> **Stated goal**: Rewrite the listing from the line with "Patent image size: (1452, 905)." through the line with "The reset time delay circuit 14 is", switching "circuit diagram" to "wiring diagram" and leaving everything else unchanged.

> **Dataset excerpts**:
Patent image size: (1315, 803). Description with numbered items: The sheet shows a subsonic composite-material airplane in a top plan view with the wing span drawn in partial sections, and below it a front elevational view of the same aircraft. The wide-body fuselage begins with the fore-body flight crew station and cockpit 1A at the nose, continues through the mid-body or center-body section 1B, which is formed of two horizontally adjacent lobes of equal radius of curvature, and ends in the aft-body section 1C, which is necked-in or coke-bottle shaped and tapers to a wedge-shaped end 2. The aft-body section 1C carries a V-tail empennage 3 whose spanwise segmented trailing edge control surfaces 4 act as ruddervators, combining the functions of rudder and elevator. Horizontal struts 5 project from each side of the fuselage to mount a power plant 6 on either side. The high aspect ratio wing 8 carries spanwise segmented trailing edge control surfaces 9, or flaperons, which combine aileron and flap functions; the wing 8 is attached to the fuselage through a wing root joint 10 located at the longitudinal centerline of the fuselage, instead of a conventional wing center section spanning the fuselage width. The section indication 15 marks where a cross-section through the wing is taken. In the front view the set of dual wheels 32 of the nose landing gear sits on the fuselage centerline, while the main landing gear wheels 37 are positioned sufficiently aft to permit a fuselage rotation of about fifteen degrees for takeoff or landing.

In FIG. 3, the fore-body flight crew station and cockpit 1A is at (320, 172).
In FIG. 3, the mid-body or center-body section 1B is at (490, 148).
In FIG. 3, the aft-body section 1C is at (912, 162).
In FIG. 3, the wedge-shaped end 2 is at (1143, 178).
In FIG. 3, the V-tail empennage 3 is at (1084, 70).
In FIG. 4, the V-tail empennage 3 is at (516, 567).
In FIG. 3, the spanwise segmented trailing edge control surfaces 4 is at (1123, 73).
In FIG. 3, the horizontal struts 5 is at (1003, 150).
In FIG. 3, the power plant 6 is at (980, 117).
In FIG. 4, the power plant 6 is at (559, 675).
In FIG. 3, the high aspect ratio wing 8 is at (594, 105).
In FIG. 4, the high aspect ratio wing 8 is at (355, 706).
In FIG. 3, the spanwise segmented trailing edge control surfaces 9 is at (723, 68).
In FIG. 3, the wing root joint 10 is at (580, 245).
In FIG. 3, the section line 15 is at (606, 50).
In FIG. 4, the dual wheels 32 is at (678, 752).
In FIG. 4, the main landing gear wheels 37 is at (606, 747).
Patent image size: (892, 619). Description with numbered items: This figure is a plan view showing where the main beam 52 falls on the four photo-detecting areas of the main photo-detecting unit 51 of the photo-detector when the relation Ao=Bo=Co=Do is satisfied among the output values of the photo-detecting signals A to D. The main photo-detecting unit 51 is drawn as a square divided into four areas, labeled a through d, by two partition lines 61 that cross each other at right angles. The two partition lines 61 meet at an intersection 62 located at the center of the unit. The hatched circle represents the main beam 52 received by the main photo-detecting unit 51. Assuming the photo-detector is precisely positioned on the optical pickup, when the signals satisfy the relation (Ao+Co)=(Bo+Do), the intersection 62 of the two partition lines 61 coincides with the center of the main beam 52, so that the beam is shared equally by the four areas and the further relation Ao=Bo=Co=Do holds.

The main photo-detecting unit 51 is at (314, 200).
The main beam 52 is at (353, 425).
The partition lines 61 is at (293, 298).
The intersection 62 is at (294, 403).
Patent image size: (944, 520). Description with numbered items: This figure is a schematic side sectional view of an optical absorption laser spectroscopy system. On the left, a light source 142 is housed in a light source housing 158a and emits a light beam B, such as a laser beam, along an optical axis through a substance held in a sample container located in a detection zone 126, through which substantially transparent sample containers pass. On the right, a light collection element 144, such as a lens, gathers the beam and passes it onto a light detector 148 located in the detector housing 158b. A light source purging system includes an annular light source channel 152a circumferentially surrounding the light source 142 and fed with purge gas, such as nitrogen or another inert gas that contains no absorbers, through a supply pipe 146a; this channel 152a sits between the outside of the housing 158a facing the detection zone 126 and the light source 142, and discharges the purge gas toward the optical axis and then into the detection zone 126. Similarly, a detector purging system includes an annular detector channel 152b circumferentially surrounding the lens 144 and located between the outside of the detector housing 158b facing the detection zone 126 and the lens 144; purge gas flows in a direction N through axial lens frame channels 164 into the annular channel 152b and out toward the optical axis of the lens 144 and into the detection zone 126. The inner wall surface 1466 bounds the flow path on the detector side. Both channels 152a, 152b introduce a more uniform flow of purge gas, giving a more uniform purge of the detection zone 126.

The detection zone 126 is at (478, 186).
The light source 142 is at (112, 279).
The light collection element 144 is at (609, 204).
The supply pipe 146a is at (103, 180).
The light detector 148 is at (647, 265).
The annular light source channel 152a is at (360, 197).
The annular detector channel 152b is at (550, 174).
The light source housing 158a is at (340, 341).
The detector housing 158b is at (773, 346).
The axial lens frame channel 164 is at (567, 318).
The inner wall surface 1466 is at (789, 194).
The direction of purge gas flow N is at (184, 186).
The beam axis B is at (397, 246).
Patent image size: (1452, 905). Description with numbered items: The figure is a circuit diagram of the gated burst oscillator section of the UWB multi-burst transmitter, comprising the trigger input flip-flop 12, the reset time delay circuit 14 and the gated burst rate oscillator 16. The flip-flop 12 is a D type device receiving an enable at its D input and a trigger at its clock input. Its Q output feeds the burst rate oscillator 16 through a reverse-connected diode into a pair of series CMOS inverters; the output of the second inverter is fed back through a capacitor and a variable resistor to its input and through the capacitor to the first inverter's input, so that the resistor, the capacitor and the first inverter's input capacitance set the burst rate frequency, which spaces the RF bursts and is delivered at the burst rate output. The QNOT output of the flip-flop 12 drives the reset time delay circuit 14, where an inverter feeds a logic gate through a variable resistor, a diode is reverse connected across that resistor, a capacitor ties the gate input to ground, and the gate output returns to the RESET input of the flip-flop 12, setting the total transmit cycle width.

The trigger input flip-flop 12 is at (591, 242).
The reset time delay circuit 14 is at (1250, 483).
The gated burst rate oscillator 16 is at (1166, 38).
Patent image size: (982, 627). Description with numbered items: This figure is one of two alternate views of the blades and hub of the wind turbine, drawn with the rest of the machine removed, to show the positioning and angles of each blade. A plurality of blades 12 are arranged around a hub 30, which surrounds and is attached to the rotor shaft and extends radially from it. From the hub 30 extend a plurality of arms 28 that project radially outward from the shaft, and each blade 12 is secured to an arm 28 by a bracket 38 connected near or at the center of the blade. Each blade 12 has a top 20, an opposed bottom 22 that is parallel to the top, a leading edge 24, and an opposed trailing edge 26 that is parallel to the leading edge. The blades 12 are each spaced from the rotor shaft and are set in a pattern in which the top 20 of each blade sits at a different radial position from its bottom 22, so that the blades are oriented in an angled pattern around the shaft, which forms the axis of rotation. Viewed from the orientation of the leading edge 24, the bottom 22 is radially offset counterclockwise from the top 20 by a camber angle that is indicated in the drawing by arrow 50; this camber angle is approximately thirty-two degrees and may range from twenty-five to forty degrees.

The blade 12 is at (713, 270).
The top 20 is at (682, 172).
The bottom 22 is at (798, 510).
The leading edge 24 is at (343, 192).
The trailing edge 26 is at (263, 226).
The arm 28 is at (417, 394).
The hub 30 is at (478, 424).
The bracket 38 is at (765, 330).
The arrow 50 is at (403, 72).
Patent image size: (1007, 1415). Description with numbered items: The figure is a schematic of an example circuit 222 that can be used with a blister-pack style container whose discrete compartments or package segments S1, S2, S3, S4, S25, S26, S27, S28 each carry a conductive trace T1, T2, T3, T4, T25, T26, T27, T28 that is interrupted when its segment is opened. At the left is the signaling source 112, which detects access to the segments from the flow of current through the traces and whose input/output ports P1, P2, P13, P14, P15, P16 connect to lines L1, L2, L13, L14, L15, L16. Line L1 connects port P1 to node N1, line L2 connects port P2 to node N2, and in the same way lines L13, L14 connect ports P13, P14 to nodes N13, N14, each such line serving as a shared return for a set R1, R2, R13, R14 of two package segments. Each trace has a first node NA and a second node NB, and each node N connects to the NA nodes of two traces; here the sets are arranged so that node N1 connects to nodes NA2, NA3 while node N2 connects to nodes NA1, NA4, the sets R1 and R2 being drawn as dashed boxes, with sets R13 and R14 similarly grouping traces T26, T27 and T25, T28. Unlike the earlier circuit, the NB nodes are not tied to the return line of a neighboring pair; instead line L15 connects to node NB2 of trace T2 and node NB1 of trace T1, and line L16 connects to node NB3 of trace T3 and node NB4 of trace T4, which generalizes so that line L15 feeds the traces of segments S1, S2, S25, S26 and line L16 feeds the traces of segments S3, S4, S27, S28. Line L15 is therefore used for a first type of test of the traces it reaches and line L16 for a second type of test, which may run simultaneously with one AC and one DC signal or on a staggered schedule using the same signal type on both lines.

> **Correct result**:
Patent image size: (1452, 905). Description with numbered items: The figure is a wiring diagram of the gated burst oscillator section of the UWB multi-burst transmitter, comprising the trigger input flip-flop 12, the reset time delay circuit 14 and the gated burst rate oscillator 16. The flip-flop 12 is a D type device receiving an enable at its D input and a trigger at its clock input. Its Q output feeds the burst rate oscillator 16 through a reverse-connected diode into a pair of series CMOS inverters; the output of the second inverter is fed back through a capacitor and a variable resistor to its input and through the capacitor to the first inverter's input, so that the resistor, the capacitor and the first inverter's input capacitance set the burst rate frequency, which spaces the RF bursts and is delivered at the burst rate output. The QNOT output of the flip-flop 12 drives the reset time delay circuit 14, where an inverter feeds a logic gate through a variable resistor, a diode is reverse connected across that resistor, a capacitor ties the gate input to ground, and the gate output returns to the RESET input of the flip-flop 12, setting the total transmit cycle width.

The trigger input flip-flop 12 is at (591, 242).
The reset time delay circuit 14 is at (1250, 483).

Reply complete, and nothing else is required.